● How to complete this task
Go through the entries below, count every line with the string "Getreide", and answer with only that number.

Data records:
○ ○ ○ ○

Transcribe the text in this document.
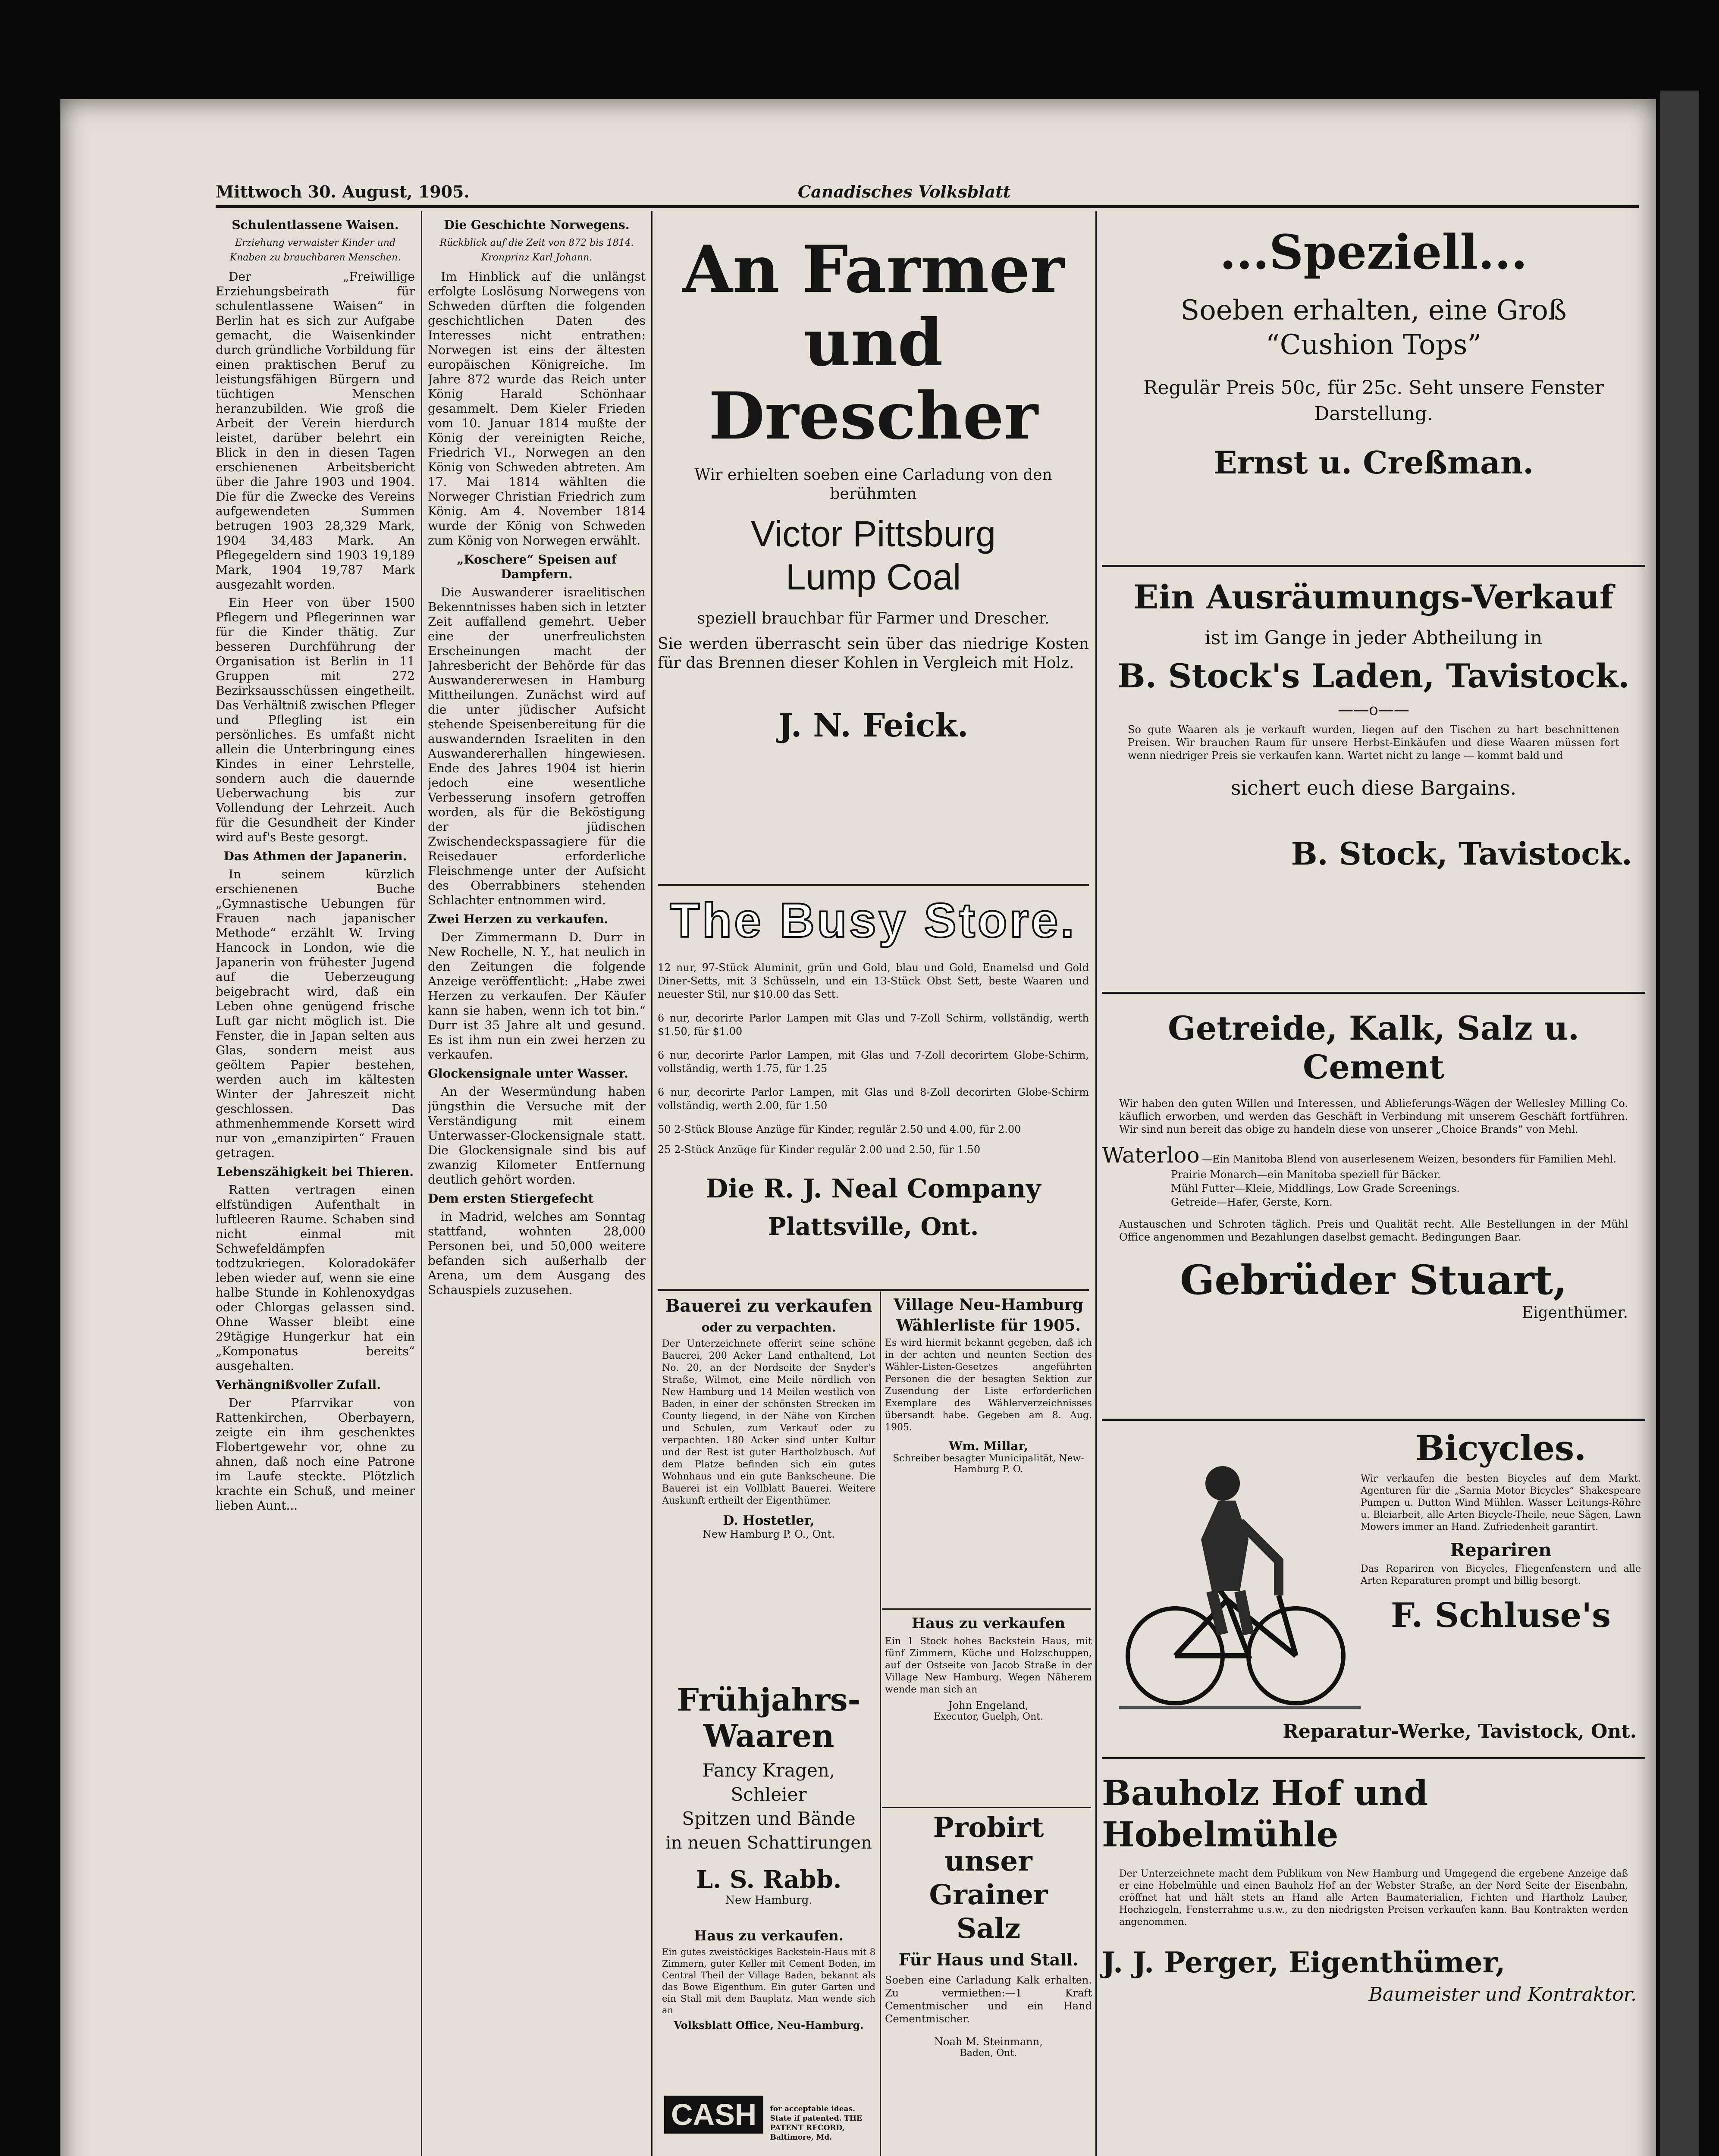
Mittwoch 30. August, 1905.	Canadisches Volksblatt
Schulentlassene Waisen.
Erziehung verwaister Kinder und Knaben zu brauchbaren Menschen.

Der „Freiwillige Erziehungsbeirath für schulentlassene Waisen“ in Berlin hat es sich zur Aufgabe gemacht, die Waisenkinder durch gründliche Vorbildung für einen praktischen Beruf zu leistungsfähigen Bürgern und tüchtigen Menschen heranzubilden. Wie groß die Arbeit der Verein hierdurch leistet, darüber belehrt ein Blick in den in diesen Tagen erschienenen Arbeitsbericht über die Jahre 1903 und 1904. Die für die Zwecke des Vereins aufgewendeten Summen betrugen 1903 28,329 Mark, 1904 34,483 Mark. An Pflegegeldern sind 1903 19,189 Mark, 1904 19,787 Mark ausgezahlt worden.

Ein Heer von über 1500 Pflegern und Pflegerinnen war für die Kinder thätig. Zur besseren Durchführung der Organisation ist Berlin in 11 Gruppen mit 272 Bezirksausschüssen eingetheilt. Das Verhältniß zwischen Pfleger und Pflegling ist ein persönliches. Es umfaßt nicht allein die Unterbringung eines Kindes in einer Lehrstelle, sondern auch die dauernde Ueberwachung bis zur Vollendung der Lehrzeit. Auch für die Gesundheit der Kinder wird auf's Beste gesorgt.

Das Athmen der Japanerin.

In seinem kürzlich erschienenen Buche „Gymnastische Uebungen für Frauen nach japanischer Methode“ erzählt W. Irving Hancock in London, wie die Japanerin von frühester Jugend auf die Ueberzeugung beigebracht wird, daß ein Leben ohne genügend frische Luft gar nicht möglich ist. Die Fenster, die in Japan selten aus Glas, sondern meist aus geöltem Papier bestehen, werden auch im kältesten Winter der Jahreszeit nicht geschlossen. Das athmenhemmende Korsett wird nur von „emanzipirten“ Frauen getragen.

Lebenszähigkeit bei Thieren.

Ratten vertragen einen elfstündigen Aufenthalt in luftleeren Raume. Schaben sind nicht einmal mit Schwefeldämpfen todtzukriegen. Koloradokäfer leben wieder auf, wenn sie eine halbe Stunde in Kohlenoxydgas oder Chlorgas gelassen sind. Ohne Wasser bleibt eine 29tägige Hungerkur hat ein „Komponatus bereits“ ausgehalten.

Verhängnißvoller Zufall.

Der Pfarrvikar von Rattenkirchen, Oberbayern, zeigte ein ihm geschenktes Flobertgewehr vor, ohne zu ahnen, daß noch eine Patrone im Laufe steckte. Plötzlich krachte ein Schuß, und meiner lieben Aunt...

Die Geschichte Norwegens.
Rückblick auf die Zeit von 872 bis 1814. Kronprinz Karl Johann.

Im Hinblick auf die unlängst erfolgte Loslösung Norwegens von Schweden dürften die folgenden geschichtlichen Daten des Interesses nicht entrathen: Norwegen ist eins der ältesten europäischen Königreiche. Im Jahre 872 wurde das Reich unter König Harald Schönhaar gesammelt. Dem Kieler Frieden vom 10. Januar 1814 mußte der König der vereinigten Reiche, Friedrich VI., Norwegen an den König von Schweden abtreten. Am 17. Mai 1814 wählten die Norweger Christian Friedrich zum König. Am 4. November 1814 wurde der König von Schweden zum König von Norwegen erwählt.

„Koschere“ Speisen auf Dampfern.

Die Auswanderer israelitischen Bekenntnisses haben sich in letzter Zeit auffallend gemehrt. Ueber eine der unerfreulichsten Erscheinungen macht der Jahresbericht der Behörde für das Auswandererwesen in Hamburg Mittheilungen. Zunächst wird auf die unter jüdischer Aufsicht stehende Speisenbereitung für die auswandernden Israeliten in den Auswandererhallen hingewiesen. Ende des Jahres 1904 ist hierin jedoch eine wesentliche Verbesserung insofern getroffen worden, als für die Beköstigung der jüdischen Zwischendeckspassagiere für die Reisedauer erforderliche Fleischmenge unter der Aufsicht des Oberrabbiners stehenden Schlachter entnommen wird.

Zwei Herzen zu verkaufen.

Der Zimmermann D. Durr in New Rochelle, N. Y., hat neulich in den Zeitungen die folgende Anzeige veröffentlicht: „Habe zwei Herzen zu verkaufen. Der Käufer kann sie haben, wenn ich tot bin.“ Durr ist 35 Jahre alt und gesund. Es ist ihm nun ein zwei herzen zu verkaufen.

Glockensignale unter Wasser.

An der Wesermündung haben jüngsthin die Versuche mit der Verständigung mit einem Unterwasser-Glockensignale statt. Die Glockensignale sind bis auf zwanzig Kilometer Entfernung deutlich gehört worden.

Dem ersten Stiergefecht

in Madrid, welches am Sonntag stattfand, wohnten 28,000 Personen bei, und 50,000 weitere befanden sich außerhalb der Arena, um dem Ausgang des Schauspiels zuzusehen.

An Farmer
und Drescher
Wir erhielten soeben eine Carladung von den berühmten
Victor Pittsburg
Lump Coal
speziell brauchbar für Farmer und Drescher.
Sie werden überrascht sein über das niedrige Kosten für das Brennen dieser Kohlen in Vergleich mit Holz.
J. N. Feick.
The Busy Store.
12 nur, 97-Stück Aluminit, grün und Gold, blau und Gold, Enamelsd und Gold Diner-Setts, mit 3 Schüsseln, und ein 13-Stück Obst Sett, beste Waaren und neuester Stil, nur $10.00 das Sett.
6 nur, decorirte Parlor Lampen mit Glas und 7-Zoll Schirm, vollständig, werth $1.50, für $1.00
6 nur, decorirte Parlor Lampen, mit Glas und 7-Zoll decorirtem Globe-Schirm, vollständig, werth 1.75, für 1.25
6 nur, decorirte Parlor Lampen, mit Glas und 8-Zoll decorirten Globe-Schirm vollständig, werth 2.00, für 1.50
50 2-Stück Blouse Anzüge für Kinder, regulär 2.50 und 4.00, für 2.00
25 2-Stück Anzüge für Kinder regulär 2.00 und 2.50, für 1.50
Die R. J. Neal Company
Plattsville, Ont.
Bauerei zu verkaufen
oder zu verpachten.
Der Unterzeichnete offerirt seine schöne Bauerei, 200 Acker Land enthaltend, Lot No. 20, an der Nordseite der Snyder's Straße, Wilmot, eine Meile nördlich von New Hamburg und 14 Meilen westlich von Baden, in einer der schönsten Strecken im County liegend, in der Nähe von Kirchen und Schulen, zum Verkauf oder zu verpachten. 180 Acker sind unter Kultur und der Rest ist guter Hartholzbusch. Auf dem Platze befinden sich ein gutes Wohnhaus und ein gute Bankscheune. Die Bauerei ist ein Vollblatt Bauerei. Weitere Auskunft ertheilt der Eigenthümer.
D. Hostetler,
New Hamburg P. O., Ont.
Village Neu-Hamburg
Wählerliste für 1905.
Es wird hiermit bekannt gegeben, daß ich in der achten und neunten Section des Wähler-Listen-Gesetzes angeführten Personen die der besagten Sektion zur Zusendung der Liste erforderlichen Exemplare des Wählerverzeichnisses übersandt habe. Gegeben am 8. Aug. 1905.
Wm. Millar,
Schreiber besagter Municipalität, New-Hamburg P. O.
Haus zu verkaufen
Ein 1 Stock hohes Backstein Haus, mit fünf Zimmern, Küche und Holzschuppen, auf der Ostseite von Jacob Straße in der Village New Hamburg. Wegen Näherem wende man sich an
John Engeland,
Executor, Guelph, Ont.
Frühjahrs-
Waaren
Fancy Kragen, Schleier
Spitzen und Bände
in neuen Schattirungen
L. S. Rabb.
New Hamburg.
Haus zu verkaufen.
Ein gutes zweistöckiges Backstein-Haus mit 8 Zimmern, guter Keller mit Cement Boden, im Central Theil der Village Baden, bekannt als das Bowe Eigenthum. Ein guter Garten und ein Stall mit dem Bauplatz. Man wende sich an
Volksblatt Office, Neu-Hamburg.
CASH for acceptable ideas. State if patented. THE PATENT RECORD, Baltimore, Md.
Probirt unser
Grainer
Salz
Für Haus und Stall.
Soeben eine Carladung Kalk erhalten. Zu vermiethen:—1 Kraft Cementmischer und ein Hand Cementmischer.
Noah M. Steinmann,
Baden, Ont.
...Speziell...
Soeben erhalten, eine Groß
“Cushion Tops”
Regulär Preis 50c, für 25c. Seht unsere Fenster Darstellung.
Ernst u. Creßman.
Ein Ausräumungs-Verkauf
ist im Gange in jeder Abtheilung in
B. Stock's Laden, Tavistock.
——o——
So gute Waaren als je verkauft wurden, liegen auf den Tischen zu hart beschnittenen Preisen. Wir brauchen Raum für unsere Herbst-Einkäufen und diese Waaren müssen fort wenn niedriger Preis sie verkaufen kann. Wartet nicht zu lange — kommt bald und
sichert euch diese Bargains.
B. Stock, Tavistock.
Getreide, Kalk, Salz u. Cement
Wir haben den guten Willen und Interessen, und Ablieferungs-Wägen der Wellesley Milling Co. käuflich erworben, und werden das Geschäft in Verbindung mit unserem Geschäft fortführen. Wir sind nun bereit das obige zu handeln diese von unserer „Choice Brands“ von Mehl.
Waterloo —Ein Manitoba Blend von auserlesenem Weizen, besonders für Familien Mehl.
Prairie Monarch—ein Manitoba speziell für Bäcker.
Mühl Futter—Kleie, Middlings, Low Grade Screenings.
Getreide—Hafer, Gerste, Korn.
Austauschen und Schroten täglich. Preis und Qualität recht. Alle Bestellungen in der Mühl Office angenommen und Bezahlungen daselbst gemacht. Bedingungen Baar.
Gebrüder Stuart,
Eigenthümer.
Bicycles.
Wir verkaufen die besten Bicycles auf dem Markt. Agenturen für die „Sarnia Motor Bicycles“ Shakespeare Pumpen u. Dutton Wind Mühlen. Wasser Leitungs-Röhre u. Bleiarbeit, alle Arten Bicycle-Theile, neue Sägen, Lawn Mowers immer an Hand. Zufriedenheit garantirt.
Repariren
Das Repariren von Bicycles, Fliegenfenstern und alle Arten Reparaturen prompt und billig besorgt.
F. Schluse's
Reparatur-Werke, Tavistock, Ont.
Bauholz Hof und
Hobelmühle
Der Unterzeichnete macht dem Publikum von New Hamburg und Umgegend die ergebene Anzeige daß er eine Hobelmühle und einen Bauholz Hof an der Webster Straße, an der Nord Seite der Eisenbahn, eröffnet hat und hält stets an Hand alle Arten Baumaterialien, Fichten und Hartholz Lauber, Hochziegeln, Fensterrahme u.s.w., zu den niedrigsten Preisen verkaufen kann. Bau Kontrakten werden angenommen.
J. J. Perger, Eigenthümer,
Baumeister und Kontraktor.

○ ○ ○ ○

● Completed exercise
2